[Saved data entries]
---

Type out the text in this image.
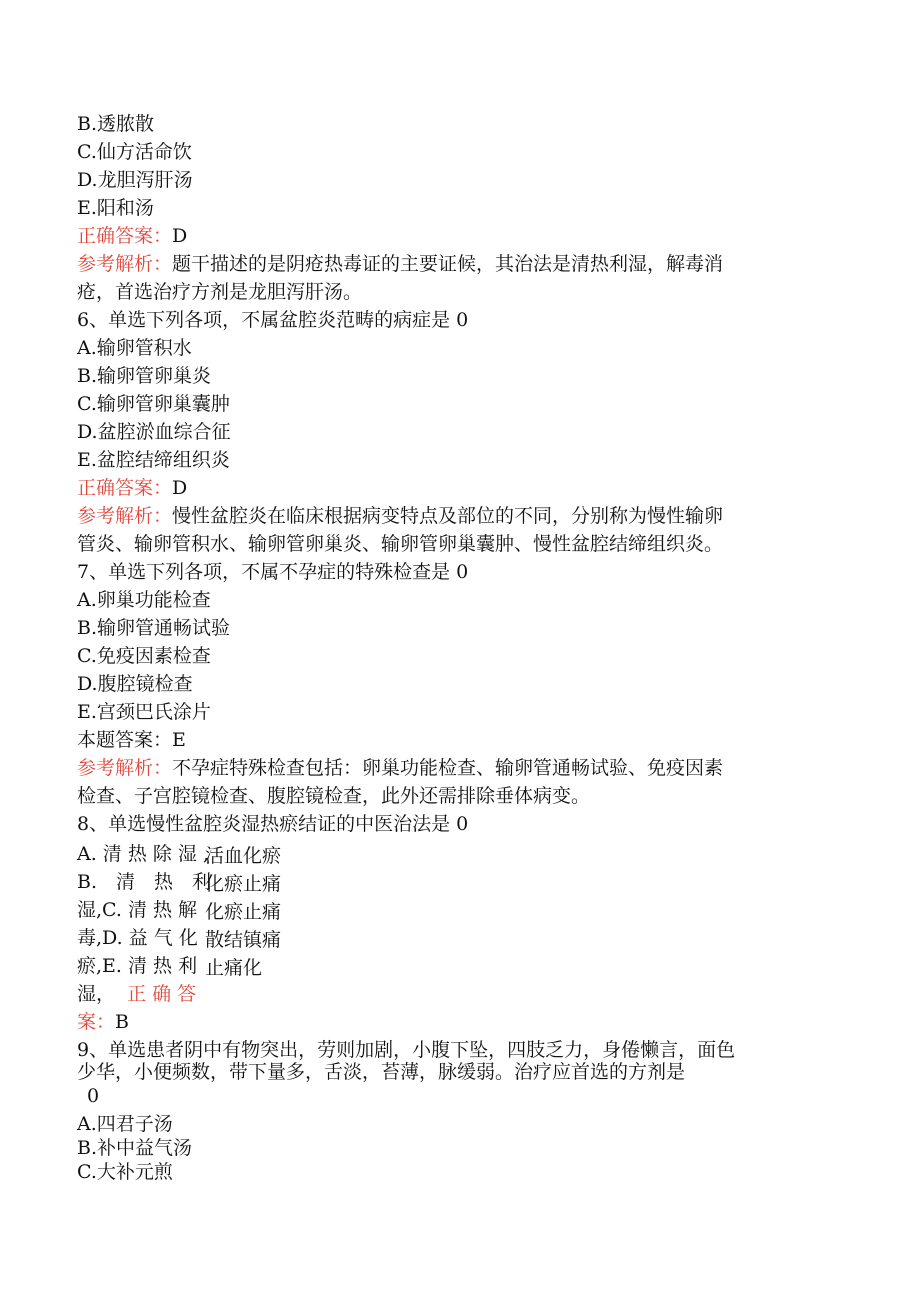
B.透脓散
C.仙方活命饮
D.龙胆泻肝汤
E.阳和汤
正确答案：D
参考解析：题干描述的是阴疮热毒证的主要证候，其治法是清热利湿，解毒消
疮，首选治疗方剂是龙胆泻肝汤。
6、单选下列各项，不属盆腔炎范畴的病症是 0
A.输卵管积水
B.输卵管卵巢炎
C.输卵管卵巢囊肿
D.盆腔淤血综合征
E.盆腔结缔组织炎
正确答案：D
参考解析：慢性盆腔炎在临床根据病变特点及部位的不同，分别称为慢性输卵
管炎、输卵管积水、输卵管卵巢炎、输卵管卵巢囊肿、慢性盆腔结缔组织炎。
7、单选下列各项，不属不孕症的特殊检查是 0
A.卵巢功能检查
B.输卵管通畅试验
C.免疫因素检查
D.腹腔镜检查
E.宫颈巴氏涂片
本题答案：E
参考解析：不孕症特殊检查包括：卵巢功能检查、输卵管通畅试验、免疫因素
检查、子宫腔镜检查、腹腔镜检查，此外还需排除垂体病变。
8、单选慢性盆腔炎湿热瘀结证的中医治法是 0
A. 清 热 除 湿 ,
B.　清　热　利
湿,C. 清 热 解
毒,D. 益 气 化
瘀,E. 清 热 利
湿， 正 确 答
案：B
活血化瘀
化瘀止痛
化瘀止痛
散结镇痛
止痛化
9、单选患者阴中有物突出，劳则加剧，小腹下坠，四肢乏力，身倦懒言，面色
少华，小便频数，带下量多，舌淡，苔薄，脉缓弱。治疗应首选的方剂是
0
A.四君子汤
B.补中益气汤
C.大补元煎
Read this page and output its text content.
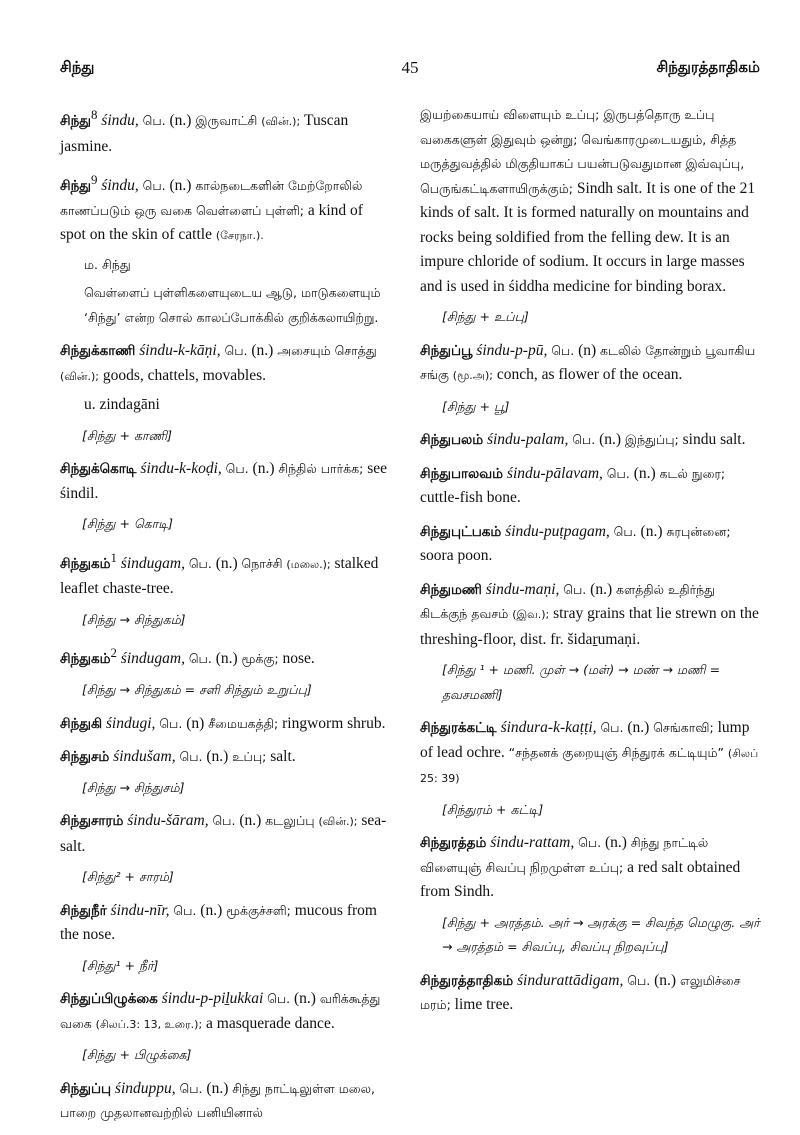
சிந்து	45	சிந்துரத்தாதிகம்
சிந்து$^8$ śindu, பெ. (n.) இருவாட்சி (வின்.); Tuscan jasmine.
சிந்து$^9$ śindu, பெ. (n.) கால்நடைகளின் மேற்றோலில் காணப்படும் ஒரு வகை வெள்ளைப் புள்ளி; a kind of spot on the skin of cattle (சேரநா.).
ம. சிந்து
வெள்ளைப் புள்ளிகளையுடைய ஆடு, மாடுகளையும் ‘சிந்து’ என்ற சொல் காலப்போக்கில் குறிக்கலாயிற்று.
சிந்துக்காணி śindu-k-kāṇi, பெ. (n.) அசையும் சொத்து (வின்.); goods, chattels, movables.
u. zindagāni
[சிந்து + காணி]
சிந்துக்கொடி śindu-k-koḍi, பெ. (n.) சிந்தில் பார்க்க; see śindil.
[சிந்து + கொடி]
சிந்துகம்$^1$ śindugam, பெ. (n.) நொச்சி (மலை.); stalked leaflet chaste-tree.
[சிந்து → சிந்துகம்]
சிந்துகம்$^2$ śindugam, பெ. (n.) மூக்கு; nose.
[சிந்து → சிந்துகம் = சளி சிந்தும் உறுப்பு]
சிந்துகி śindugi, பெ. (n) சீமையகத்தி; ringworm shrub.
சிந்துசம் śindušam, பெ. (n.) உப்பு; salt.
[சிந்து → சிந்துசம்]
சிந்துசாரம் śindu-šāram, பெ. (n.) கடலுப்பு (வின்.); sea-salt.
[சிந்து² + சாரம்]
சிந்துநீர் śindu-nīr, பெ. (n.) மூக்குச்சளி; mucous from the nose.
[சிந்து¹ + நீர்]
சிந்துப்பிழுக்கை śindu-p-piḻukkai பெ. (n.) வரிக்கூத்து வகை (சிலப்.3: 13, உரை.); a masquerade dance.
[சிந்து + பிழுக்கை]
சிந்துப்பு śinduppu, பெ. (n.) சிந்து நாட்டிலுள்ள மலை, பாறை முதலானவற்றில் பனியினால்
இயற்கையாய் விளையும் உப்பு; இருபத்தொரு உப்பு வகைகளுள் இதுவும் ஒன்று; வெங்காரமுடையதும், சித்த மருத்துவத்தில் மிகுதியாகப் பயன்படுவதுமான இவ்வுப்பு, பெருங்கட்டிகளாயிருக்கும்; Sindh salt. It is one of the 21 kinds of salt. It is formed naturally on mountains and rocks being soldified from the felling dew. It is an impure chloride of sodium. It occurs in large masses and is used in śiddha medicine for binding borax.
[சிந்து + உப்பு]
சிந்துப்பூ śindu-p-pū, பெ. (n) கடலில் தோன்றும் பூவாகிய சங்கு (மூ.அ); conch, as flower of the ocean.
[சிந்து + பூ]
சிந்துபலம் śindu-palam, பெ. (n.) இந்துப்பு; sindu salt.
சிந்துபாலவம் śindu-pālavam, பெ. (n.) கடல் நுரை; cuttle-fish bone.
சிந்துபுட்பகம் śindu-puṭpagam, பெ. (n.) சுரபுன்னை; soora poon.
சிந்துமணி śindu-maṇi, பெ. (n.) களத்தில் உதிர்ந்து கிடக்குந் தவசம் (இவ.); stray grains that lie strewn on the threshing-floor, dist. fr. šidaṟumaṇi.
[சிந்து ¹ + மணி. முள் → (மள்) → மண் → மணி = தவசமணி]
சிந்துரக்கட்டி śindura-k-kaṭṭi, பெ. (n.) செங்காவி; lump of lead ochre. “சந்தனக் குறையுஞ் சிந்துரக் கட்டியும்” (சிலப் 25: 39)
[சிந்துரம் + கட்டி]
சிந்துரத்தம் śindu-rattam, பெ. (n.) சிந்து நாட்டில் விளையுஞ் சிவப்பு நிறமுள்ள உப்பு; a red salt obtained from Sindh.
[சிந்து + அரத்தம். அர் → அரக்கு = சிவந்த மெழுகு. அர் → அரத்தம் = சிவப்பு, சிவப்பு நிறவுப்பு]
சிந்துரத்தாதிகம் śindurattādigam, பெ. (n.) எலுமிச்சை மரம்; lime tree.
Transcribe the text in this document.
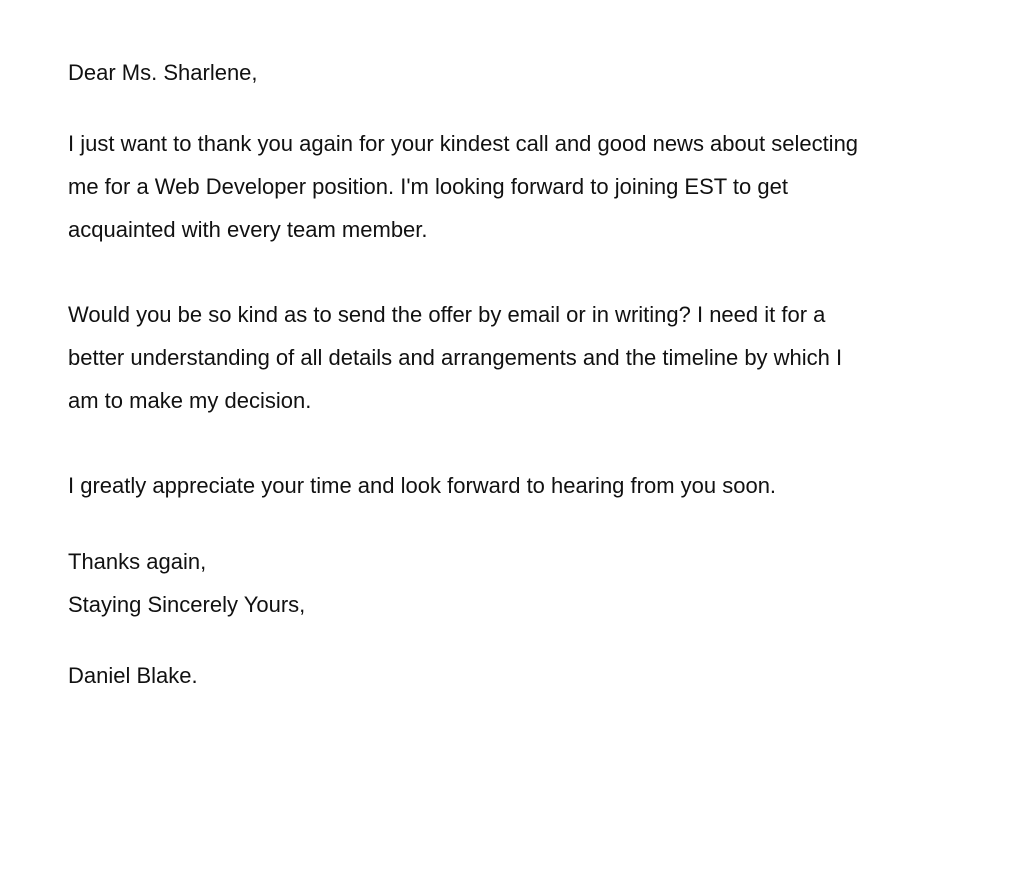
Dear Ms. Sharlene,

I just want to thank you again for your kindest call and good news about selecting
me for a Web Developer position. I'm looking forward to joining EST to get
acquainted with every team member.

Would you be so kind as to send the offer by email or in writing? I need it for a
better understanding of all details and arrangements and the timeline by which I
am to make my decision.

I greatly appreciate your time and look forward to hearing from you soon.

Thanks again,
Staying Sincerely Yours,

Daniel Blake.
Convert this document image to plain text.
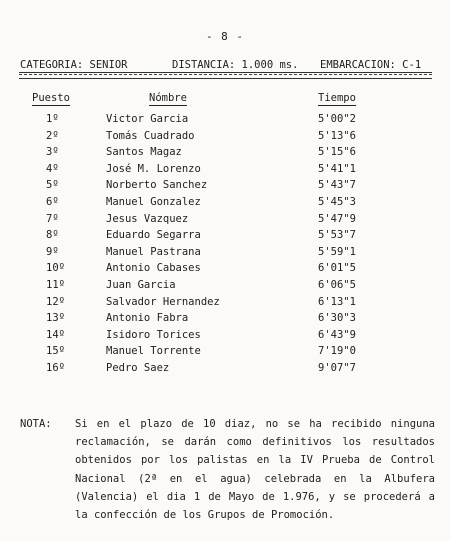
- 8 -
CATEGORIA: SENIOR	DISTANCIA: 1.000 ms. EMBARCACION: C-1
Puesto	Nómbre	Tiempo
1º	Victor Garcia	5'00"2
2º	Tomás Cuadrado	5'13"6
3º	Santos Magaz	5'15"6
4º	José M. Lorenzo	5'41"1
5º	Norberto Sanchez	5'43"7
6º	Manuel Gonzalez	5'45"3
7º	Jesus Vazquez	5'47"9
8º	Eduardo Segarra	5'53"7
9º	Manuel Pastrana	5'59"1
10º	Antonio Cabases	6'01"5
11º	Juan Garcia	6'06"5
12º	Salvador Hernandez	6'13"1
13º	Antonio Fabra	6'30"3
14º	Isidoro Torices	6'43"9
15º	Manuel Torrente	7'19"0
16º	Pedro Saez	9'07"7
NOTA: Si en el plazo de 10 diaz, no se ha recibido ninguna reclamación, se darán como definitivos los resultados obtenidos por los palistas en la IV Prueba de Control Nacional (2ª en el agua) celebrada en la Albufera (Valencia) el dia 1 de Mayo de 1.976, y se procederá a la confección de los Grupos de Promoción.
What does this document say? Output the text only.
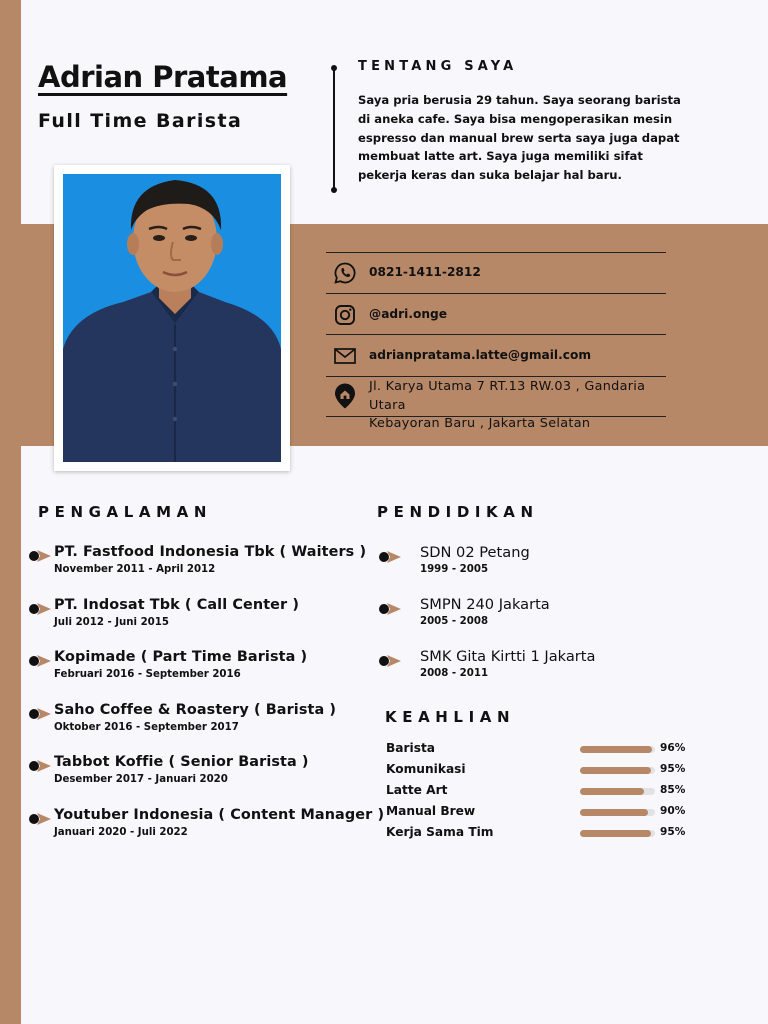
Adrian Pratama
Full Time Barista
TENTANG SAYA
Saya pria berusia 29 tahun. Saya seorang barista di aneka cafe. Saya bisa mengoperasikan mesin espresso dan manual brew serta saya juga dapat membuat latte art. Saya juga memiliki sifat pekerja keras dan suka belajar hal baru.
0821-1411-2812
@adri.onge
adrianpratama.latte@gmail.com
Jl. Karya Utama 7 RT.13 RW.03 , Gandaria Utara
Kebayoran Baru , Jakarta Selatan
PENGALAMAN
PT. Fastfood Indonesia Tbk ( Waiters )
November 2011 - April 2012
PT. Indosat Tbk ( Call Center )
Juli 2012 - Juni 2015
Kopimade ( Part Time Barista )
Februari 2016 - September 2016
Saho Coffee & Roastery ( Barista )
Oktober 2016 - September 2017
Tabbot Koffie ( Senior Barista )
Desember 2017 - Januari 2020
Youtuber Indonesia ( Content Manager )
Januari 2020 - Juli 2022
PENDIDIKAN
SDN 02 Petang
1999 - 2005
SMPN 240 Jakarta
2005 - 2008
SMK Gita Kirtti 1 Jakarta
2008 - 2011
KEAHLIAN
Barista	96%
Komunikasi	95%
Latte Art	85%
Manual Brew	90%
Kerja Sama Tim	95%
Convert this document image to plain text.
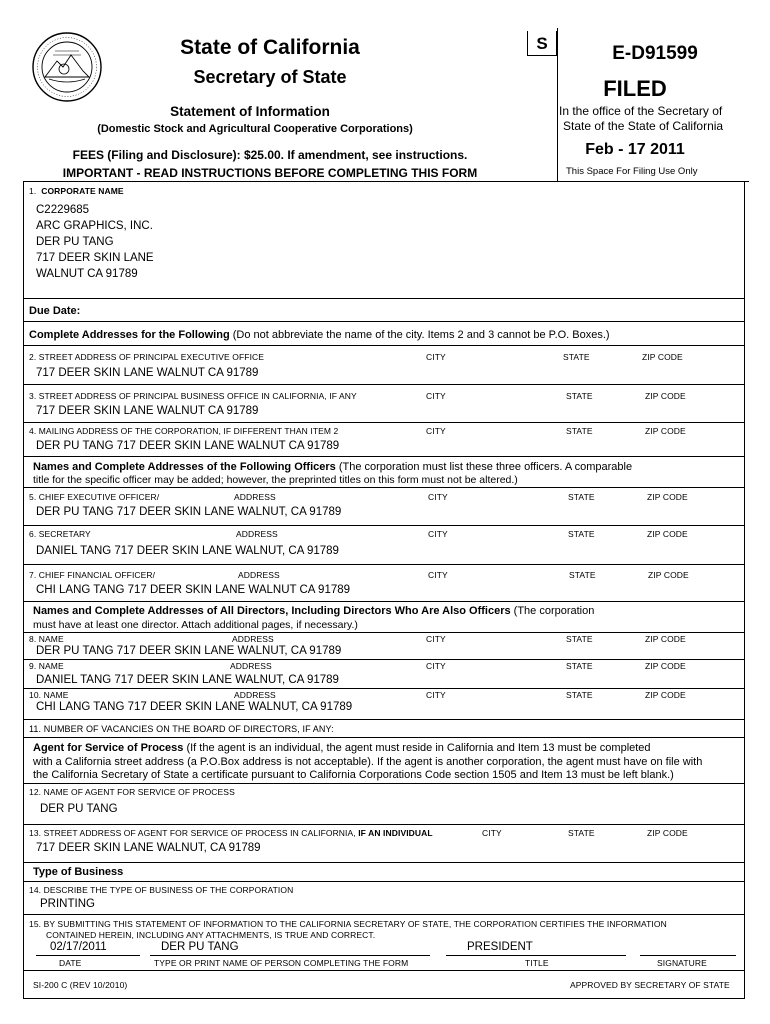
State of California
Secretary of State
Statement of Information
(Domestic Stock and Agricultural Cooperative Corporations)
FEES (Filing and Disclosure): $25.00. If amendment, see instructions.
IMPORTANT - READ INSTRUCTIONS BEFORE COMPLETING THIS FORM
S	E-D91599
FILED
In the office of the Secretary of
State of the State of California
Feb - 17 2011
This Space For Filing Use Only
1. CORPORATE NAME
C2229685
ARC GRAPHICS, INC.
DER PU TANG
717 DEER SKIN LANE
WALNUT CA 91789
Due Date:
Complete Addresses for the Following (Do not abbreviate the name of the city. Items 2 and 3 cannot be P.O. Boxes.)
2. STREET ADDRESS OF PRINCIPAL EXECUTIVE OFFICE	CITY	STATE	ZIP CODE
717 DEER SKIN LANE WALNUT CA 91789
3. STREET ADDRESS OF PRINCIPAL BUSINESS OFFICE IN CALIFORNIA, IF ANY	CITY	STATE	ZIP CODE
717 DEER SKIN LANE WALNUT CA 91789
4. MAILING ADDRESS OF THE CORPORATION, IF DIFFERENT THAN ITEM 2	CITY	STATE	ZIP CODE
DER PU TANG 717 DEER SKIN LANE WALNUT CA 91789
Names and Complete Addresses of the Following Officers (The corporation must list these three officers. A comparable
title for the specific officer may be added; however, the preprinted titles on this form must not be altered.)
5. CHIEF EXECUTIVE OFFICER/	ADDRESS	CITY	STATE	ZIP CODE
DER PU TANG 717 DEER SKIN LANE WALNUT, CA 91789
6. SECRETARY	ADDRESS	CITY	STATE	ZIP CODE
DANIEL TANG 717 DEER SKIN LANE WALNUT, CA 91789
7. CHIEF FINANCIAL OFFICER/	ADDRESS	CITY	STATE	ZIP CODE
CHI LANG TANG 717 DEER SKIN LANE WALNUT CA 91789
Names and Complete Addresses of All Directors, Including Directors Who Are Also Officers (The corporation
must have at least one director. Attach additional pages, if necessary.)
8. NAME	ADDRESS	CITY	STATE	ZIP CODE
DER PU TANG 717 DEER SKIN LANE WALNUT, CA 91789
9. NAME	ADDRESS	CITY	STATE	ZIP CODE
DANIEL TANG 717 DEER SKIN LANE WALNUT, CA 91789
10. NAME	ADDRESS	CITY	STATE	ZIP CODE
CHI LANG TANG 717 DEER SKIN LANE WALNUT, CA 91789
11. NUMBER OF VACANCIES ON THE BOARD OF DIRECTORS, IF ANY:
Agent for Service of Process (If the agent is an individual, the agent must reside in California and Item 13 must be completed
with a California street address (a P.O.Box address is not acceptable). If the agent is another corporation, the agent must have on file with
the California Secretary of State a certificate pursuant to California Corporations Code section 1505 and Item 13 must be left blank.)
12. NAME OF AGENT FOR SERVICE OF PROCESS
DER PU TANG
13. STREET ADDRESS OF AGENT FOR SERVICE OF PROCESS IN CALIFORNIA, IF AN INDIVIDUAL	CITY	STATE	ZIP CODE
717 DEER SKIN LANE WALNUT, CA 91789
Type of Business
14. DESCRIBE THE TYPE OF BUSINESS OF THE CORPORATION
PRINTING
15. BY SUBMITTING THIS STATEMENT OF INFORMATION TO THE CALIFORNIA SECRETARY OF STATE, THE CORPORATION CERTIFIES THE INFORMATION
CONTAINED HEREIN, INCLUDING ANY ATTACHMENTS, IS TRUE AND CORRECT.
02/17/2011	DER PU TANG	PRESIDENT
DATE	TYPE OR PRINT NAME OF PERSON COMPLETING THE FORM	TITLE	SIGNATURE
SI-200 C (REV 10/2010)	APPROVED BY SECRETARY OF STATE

---

■ **TASK DESCRIPTION**
Write only the number of lines in the data above that include "Addresses".

■ **REPLY**
3